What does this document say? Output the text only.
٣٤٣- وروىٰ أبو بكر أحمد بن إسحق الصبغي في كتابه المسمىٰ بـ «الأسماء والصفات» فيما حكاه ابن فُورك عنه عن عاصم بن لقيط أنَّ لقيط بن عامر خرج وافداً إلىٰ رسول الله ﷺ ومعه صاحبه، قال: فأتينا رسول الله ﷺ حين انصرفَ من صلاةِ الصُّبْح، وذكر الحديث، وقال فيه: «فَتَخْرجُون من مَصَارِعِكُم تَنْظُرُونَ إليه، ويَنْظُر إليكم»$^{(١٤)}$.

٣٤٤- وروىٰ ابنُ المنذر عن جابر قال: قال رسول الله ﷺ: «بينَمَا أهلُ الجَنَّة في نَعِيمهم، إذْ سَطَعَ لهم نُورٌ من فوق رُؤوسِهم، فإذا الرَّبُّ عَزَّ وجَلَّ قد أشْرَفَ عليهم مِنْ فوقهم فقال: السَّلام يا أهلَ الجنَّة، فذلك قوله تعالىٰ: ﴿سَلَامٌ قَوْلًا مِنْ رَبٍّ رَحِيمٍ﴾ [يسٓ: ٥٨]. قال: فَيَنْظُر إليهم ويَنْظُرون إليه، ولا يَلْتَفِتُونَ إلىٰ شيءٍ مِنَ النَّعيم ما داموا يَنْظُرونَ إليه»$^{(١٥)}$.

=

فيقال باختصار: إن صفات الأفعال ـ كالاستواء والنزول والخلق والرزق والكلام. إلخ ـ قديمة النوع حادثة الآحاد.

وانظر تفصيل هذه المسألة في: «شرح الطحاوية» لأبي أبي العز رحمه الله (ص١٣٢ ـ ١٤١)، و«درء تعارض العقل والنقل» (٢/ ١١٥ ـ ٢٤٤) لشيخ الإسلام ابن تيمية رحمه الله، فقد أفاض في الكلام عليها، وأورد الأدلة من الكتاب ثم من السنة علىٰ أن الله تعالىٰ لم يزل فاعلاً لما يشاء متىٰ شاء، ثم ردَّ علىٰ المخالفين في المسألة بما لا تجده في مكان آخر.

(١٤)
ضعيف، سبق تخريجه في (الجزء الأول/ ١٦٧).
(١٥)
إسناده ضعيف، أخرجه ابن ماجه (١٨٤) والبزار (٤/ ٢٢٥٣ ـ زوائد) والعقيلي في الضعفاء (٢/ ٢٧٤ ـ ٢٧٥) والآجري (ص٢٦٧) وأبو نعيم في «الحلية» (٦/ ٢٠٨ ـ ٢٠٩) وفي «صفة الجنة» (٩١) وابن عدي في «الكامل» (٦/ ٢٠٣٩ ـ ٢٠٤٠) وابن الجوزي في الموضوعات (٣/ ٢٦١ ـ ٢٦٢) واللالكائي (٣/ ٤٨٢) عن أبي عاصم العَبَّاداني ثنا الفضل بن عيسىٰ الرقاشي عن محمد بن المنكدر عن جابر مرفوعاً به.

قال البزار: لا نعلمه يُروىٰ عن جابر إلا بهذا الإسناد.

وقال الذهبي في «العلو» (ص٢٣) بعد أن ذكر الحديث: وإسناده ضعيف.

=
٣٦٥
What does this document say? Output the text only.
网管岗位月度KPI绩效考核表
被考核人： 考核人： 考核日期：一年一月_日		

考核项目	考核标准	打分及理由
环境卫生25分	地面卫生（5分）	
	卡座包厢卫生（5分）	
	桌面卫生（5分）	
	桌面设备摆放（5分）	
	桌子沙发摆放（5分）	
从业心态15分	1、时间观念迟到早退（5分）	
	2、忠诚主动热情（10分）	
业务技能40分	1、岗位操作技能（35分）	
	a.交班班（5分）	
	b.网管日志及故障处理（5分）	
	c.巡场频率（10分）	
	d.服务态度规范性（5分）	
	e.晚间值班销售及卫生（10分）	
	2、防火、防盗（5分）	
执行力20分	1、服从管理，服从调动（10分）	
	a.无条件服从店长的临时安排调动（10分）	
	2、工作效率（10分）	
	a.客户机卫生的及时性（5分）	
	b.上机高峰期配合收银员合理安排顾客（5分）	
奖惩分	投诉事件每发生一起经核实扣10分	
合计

▬▬▬▬▬▬

**Task objective**
Return only the number of lines in the entries that contain the string "رسول".

**Task answer**
2